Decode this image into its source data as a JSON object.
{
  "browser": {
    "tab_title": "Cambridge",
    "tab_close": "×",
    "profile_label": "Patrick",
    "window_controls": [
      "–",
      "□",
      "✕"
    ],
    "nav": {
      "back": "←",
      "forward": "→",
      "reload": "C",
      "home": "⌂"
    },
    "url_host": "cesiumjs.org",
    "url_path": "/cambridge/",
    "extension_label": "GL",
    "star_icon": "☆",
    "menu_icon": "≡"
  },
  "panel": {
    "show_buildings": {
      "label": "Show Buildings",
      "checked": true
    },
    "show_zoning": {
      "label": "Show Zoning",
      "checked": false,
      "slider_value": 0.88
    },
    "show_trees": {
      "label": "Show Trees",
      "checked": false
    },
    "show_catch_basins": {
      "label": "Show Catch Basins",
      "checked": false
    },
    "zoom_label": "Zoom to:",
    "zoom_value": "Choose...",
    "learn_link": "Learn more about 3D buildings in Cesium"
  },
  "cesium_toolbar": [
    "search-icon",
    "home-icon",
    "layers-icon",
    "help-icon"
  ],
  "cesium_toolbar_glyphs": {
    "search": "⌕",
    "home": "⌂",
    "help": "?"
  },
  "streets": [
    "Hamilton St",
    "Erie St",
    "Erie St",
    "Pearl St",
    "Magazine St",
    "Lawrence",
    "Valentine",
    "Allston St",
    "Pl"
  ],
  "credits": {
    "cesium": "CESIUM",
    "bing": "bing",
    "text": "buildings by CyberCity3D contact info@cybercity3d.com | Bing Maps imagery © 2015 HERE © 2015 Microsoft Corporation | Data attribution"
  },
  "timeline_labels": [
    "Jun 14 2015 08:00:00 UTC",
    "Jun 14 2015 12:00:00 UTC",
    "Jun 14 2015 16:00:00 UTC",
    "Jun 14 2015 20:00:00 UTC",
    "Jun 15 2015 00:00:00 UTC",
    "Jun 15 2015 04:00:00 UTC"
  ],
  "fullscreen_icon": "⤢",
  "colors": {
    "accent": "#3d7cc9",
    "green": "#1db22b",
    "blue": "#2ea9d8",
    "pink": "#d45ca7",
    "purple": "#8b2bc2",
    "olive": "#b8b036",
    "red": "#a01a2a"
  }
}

************

Given instruction >>
Nothing should be changed: write out all of the data as is.

Answer to the exercise >>
Decode this image into its source data as a JSON object.
{
  "browser": {
    "tab_title": "Cambridge",
    "tab_close": "×",
    "profile_label": "Patrick",
    "window_controls": [
      "–",
      "□",
      "✕"
    ],
    "nav": {
      "back": "←",
      "forward": "→",
      "reload": "C",
      "home": "⌂"
    },
    "url_host": "cesiumjs.org",
    "url_path": "/cambridge/",
    "extension_label": "GL",
    "star_icon": "☆",
    "menu_icon": "≡"
  },
  "panel": {
    "show_buildings": {
      "label": "Show Buildings",
      "checked": true
    },
    "show_zoning": {
      "label": "Show Zoning",
      "checked": false,
      "slider_value": 0.88
    },
    "show_trees": {
      "label": "Show Trees",
      "checked": false
    },
    "show_catch_basins": {
      "label": "Show Catch Basins",
      "checked": false
    },
    "zoom_label": "Zoom to:",
    "zoom_value": "Choose...",
    "learn_link": "Learn more about 3D buildings in Cesium"
  },
  "cesium_toolbar": [
    "search-icon",
    "home-icon",
    "layers-icon",
    "help-icon"
  ],
  "cesium_toolbar_glyphs": {
    "search": "⌕",
    "home": "⌂",
    "help": "?"
  },
  "streets": [
    "Hamilton St",
    "Erie St",
    "Erie St",
    "Pearl St",
    "Magazine St",
    "Lawrence",
    "Valentine",
    "Allston St",
    "Pl"
  ],
  "credits": {
    "cesium": "CESIUM",
    "bing": "bing",
    "text": "buildings by CyberCity3D contact info@cybercity3d.com | Bing Maps imagery © 2015 HERE © 2015 Microsoft Corporation | Data attribution"
  },
  "timeline_labels": [
    "Jun 14 2015 08:00:00 UTC",
    "Jun 14 2015 12:00:00 UTC",
    "Jun 14 2015 16:00:00 UTC",
    "Jun 14 2015 20:00:00 UTC",
    "Jun 15 2015 00:00:00 UTC",
    "Jun 15 2015 04:00:00 UTC"
  ],
  "fullscreen_icon": "⤢",
  "colors": {
    "accent": "#3d7cc9",
    "green": "#1db22b",
    "blue": "#2ea9d8",
    "pink": "#d45ca7",
    "purple": "#8b2bc2",
    "olive": "#b8b036",
    "red": "#a01a2a"
  }
}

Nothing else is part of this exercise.